## What you need to do
Copy out every line that contains "this".

◇ ◇ ◇ ◇ ◇

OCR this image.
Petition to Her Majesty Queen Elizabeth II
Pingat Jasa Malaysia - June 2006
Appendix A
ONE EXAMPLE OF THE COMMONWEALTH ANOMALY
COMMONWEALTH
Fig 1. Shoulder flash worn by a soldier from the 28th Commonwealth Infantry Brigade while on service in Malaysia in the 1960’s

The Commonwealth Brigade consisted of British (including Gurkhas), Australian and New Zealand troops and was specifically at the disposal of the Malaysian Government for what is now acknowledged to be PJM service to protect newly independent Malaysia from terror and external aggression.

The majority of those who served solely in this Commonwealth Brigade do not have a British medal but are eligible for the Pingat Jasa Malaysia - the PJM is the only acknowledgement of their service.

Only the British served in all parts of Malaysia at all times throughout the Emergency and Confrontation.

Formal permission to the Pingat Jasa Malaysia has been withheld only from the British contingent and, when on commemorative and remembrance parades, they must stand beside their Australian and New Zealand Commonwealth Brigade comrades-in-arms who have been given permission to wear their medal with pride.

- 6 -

◇ ◇ ◇ ◇ ◇

## Correct output
OCR this image.
The majority of those who served solely in this Commonwealth Brigade do not have a British medal but are eligible for the Pingat Jasa Malaysia - the PJM is the only acknowledgement of their service.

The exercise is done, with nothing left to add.